* [Records for the task]
:::::
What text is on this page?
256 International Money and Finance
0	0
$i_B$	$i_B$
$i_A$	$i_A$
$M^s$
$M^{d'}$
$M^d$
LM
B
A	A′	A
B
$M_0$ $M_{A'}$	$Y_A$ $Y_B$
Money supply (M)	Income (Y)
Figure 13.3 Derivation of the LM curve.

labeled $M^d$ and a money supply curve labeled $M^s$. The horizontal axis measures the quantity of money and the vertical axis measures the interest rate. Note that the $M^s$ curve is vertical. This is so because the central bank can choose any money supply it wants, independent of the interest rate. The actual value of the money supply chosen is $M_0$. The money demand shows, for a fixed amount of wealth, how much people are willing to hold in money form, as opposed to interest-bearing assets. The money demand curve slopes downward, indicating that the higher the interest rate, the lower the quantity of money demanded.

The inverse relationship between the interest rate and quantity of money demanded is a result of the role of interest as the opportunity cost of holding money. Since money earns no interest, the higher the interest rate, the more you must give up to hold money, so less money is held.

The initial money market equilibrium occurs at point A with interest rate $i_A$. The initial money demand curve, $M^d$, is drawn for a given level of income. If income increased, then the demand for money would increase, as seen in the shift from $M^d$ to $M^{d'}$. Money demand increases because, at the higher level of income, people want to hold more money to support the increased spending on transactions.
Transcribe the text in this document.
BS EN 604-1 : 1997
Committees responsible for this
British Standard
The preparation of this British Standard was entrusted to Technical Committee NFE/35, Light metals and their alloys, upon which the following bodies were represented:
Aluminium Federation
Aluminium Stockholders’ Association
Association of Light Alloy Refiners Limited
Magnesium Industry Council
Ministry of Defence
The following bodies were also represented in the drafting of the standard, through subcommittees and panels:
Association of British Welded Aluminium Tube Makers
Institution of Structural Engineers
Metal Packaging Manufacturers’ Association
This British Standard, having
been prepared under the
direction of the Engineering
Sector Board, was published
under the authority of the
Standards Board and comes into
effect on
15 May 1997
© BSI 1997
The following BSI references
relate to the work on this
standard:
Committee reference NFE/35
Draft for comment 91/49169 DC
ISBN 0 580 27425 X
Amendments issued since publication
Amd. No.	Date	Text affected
:::::
* [Required work] Exactly and only the lines from the line containing "Transcribe the text in this document." through the last line of the entries should be copied, both ends included.

* [Solution below]
Transcribe the text in this document.
BS EN 604-1 : 1997
Committees responsible for this
British Standard
The preparation of this British Standard was entrusted to Technical Committee NFE/35, Light metals and their alloys, upon which the following bodies were represented:
Aluminium Federation
Aluminium Stockholders’ Association
Association of Light Alloy Refiners Limited
Magnesium Industry Council
Ministry of Defence
The following bodies were also represented in the drafting of the standard, through subcommittees and panels:
Association of British Welded Aluminium Tube Makers
Institution of Structural Engineers
Metal Packaging Manufacturers’ Association
This British Standard, having
been prepared under the
direction of the Engineering
Sector Board, was published
under the authority of the
Standards Board and comes into
effect on
15 May 1997
© BSI 1997
The following BSI references
relate to the work on this
standard:
Committee reference NFE/35
Draft for comment 91/49169 DC
ISBN 0 580 27425 X
Amendments issued since publication
Amd. No.	Date	Text affected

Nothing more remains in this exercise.